## WORK TO DO
Every entry below must appear again, exactly as written.

## Some records
********************

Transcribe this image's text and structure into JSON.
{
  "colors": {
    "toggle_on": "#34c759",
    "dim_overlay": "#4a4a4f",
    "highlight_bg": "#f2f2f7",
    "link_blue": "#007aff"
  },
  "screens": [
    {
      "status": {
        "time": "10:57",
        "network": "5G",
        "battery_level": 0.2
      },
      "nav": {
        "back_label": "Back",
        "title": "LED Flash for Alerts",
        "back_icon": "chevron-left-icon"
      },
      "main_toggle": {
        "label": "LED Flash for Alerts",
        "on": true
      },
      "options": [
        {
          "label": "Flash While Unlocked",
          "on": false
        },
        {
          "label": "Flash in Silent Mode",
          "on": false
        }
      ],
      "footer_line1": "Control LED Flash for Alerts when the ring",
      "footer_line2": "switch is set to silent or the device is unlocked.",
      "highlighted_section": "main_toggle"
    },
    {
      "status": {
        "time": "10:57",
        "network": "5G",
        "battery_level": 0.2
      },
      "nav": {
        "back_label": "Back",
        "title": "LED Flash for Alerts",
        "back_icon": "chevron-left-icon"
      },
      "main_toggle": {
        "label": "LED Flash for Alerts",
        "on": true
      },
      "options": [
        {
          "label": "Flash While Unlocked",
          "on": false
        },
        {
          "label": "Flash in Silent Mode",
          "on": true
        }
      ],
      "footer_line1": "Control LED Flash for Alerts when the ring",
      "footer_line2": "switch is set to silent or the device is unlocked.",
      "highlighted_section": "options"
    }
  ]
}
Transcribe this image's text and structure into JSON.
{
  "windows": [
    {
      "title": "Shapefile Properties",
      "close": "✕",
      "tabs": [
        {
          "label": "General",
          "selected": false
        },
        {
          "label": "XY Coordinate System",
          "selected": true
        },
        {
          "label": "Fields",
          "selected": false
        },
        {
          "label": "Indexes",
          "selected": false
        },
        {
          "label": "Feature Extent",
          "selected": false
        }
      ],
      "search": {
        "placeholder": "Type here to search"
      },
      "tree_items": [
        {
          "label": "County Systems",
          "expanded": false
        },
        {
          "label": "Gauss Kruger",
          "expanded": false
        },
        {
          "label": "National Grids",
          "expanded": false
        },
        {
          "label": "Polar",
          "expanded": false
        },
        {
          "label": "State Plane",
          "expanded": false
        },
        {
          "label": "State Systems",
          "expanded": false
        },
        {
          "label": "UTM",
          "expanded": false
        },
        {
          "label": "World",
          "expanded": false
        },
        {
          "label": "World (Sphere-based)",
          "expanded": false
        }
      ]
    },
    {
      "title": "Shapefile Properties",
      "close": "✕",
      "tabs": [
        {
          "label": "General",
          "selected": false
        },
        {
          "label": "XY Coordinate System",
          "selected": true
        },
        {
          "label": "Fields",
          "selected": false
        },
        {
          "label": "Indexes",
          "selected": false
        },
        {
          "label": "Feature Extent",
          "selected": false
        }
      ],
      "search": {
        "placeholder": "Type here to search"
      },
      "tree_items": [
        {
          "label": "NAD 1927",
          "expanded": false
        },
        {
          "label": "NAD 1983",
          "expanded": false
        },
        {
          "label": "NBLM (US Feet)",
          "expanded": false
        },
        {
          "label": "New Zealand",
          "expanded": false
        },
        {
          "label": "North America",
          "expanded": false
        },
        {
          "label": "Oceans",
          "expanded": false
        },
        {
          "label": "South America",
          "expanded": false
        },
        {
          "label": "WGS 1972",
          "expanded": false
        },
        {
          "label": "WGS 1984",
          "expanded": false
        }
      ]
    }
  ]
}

********************

## COMPLETED EXERCISE
Transcribe this image's text and structure into JSON.
{
  "colors": {
    "toggle_on": "#34c759",
    "dim_overlay": "#4a4a4f",
    "highlight_bg": "#f2f2f7",
    "link_blue": "#007aff"
  },
  "screens": [
    {
      "status": {
        "time": "10:57",
        "network": "5G",
        "battery_level": 0.2
      },
      "nav": {
        "back_label": "Back",
        "title": "LED Flash for Alerts",
        "back_icon": "chevron-left-icon"
      },
      "main_toggle": {
        "label": "LED Flash for Alerts",
        "on": true
      },
      "options": [
        {
          "label": "Flash While Unlocked",
          "on": false
        },
        {
          "label": "Flash in Silent Mode",
          "on": false
        }
      ],
      "footer_line1": "Control LED Flash for Alerts when the ring",
      "footer_line2": "switch is set to silent or the device is unlocked.",
      "highlighted_section": "main_toggle"
    },
    {
      "status": {
        "time": "10:57",
        "network": "5G",
        "battery_level": 0.2
      },
      "nav": {
        "back_label": "Back",
        "title": "LED Flash for Alerts",
        "back_icon": "chevron-left-icon"
      },
      "main_toggle": {
        "label": "LED Flash for Alerts",
        "on": true
      },
      "options": [
        {
          "label": "Flash While Unlocked",
          "on": false
        },
        {
          "label": "Flash in Silent Mode",
          "on": true
        }
      ],
      "footer_line1": "Control LED Flash for Alerts when the ring",
      "footer_line2": "switch is set to silent or the device is unlocked.",
      "highlighted_section": "options"
    }
  ]
}
Transcribe this image's text and structure into JSON.
{
  "windows": [
    {
      "title": "Shapefile Properties",
      "close": "✕",
      "tabs": [
        {
          "label": "General",
          "selected": false
        },
        {
          "label": "XY Coordinate System",
          "selected": true
        },
        {
          "label": "Fields",
          "selected": false
        },
        {
          "label": "Indexes",
          "selected": false
        },
        {
          "label": "Feature Extent",
          "selected": false
        }
      ],
      "search": {
        "placeholder": "Type here to search"
      },
      "tree_items": [
        {
          "label": "County Systems",
          "expanded": false
        },
        {
          "label": "Gauss Kruger",
          "expanded": false
        },
        {
          "label": "National Grids",
          "expanded": false
        },
        {
          "label": "Polar",
          "expanded": false
        },
        {
          "label": "State Plane",
          "expanded": false
        },
        {
          "label": "State Systems",
          "expanded": false
        },
        {
          "label": "UTM",
          "expanded": false
        },
        {
          "label": "World",
          "expanded": false
        },
        {
          "label": "World (Sphere-based)",
          "expanded": false
        }
      ]
    },
    {
      "title": "Shapefile Properties",
      "close": "✕",
      "tabs": [
        {
          "label": "General",
          "selected": false
        },
        {
          "label": "XY Coordinate System",
          "selected": true
        },
        {
          "label": "Fields",
          "selected": false
        },
        {
          "label": "Indexes",
          "selected": false
        },
        {
          "label": "Feature Extent",
          "selected": false
        }
      ],
      "search": {
        "placeholder": "Type here to search"
      },
      "tree_items": [
        {
          "label": "NAD 1927",
          "expanded": false
        },
        {
          "label": "NAD 1983",
          "expanded": false
        },
        {
          "label": "NBLM (US Feet)",
          "expanded": false
        },
        {
          "label": "New Zealand",
          "expanded": false
        },
        {
          "label": "North America",
          "expanded": false
        },
        {
          "label": "Oceans",
          "expanded": false
        },
        {
          "label": "South America",
          "expanded": false
        },
        {
          "label": "WGS 1972",
          "expanded": false
        },
        {
          "label": "WGS 1984",
          "expanded": false
        }
      ]
    }
  ]
}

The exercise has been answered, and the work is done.